Sia Trump sia Sanders lo definiscono un non-problema. Perché dietro c'è poca Russia e molta America, quella che dalla scuola alla sanità perde colpi

C’è un argomento sul quale l’elettorato di Donald Trump e quello di Bernie Sanders la pensano allo stesso modo, ed è il Russiagate. Per entrambi, infatti, è una bufala. L’espressione è rozza, ma rende bene l’idea.

Bisognerebbe però cercare di capire perché lo zoccolo duro dello spirito acritico e di bocca buona del trumpismo convoli a nozze con l’iper-criticismo e l’irriducibile senso critico della sinistra americana.

I punti deboli

Perché, col vizio tipico degli attivisti che vanno a leggersi i punti e virgola dei documenti ufficiali, a molti gauchiste a stelle e strisce non è sfuggito questo: nell’Assessment (valutazione) ufficiale del gennaio 2017 sul Russiagate non c’è assolutamente scritto quello che i media ci hanno finora venduto, e cioè che i russi avrebbero manipolato le elezioni presidenziali del 2017.

Innanzitutto i media parlano sempre di Comunità dell’Intelligence, ma omettono di dire che l’Assessment in questione è il frutto di 3 di esse e non di tutte e 17, tante sono appunto le agenzie che fanno parte della Comunità. E se per CIA e FBI l’ingerenza russa (vedere per credere a pag. 13 di questo documento) è classificata come "High confidence" (tradotto: supposizione diffusa ma che può benissimo non essere vera) per la NSA parliamo addirittura di "Moderate confidence" cioè una supposizione non supportata da prove sufficienti.

Materiale:
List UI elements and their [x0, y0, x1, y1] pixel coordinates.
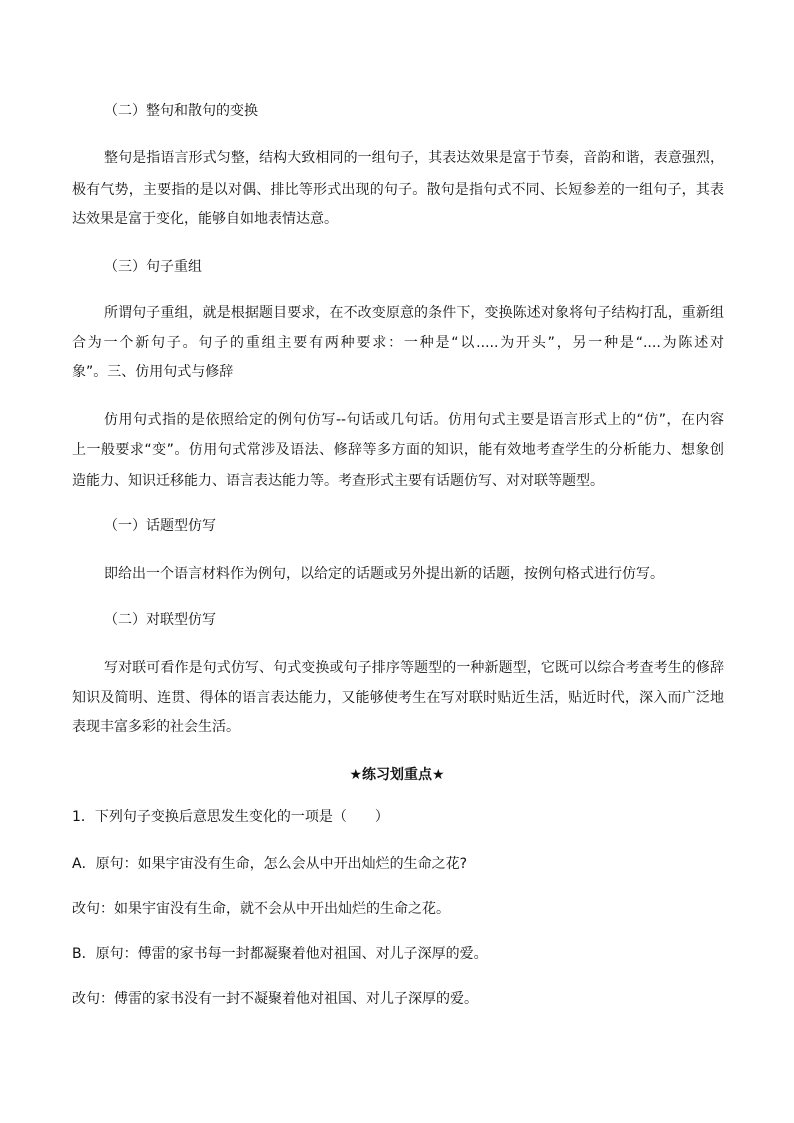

Consegna:
Aggiorna il testo sul Russiagate riscrivendone il passo che parte da "Bisognerebbe però cercare" e prosegue fino a "della sinistra americana.", mettendo "sinistra statunitense" al posto di "sinistra americana". L'elenco non ha alcun rapporto con il testo sul Russiagate.

Risposta:
Bisognerebbe però cercare di capire perché lo zoccolo duro dello spirito acritico e di bocca buona del trumpismo convoli a nozze con l’iper-criticismo e l’irriducibile senso critico della sinistra statunitense.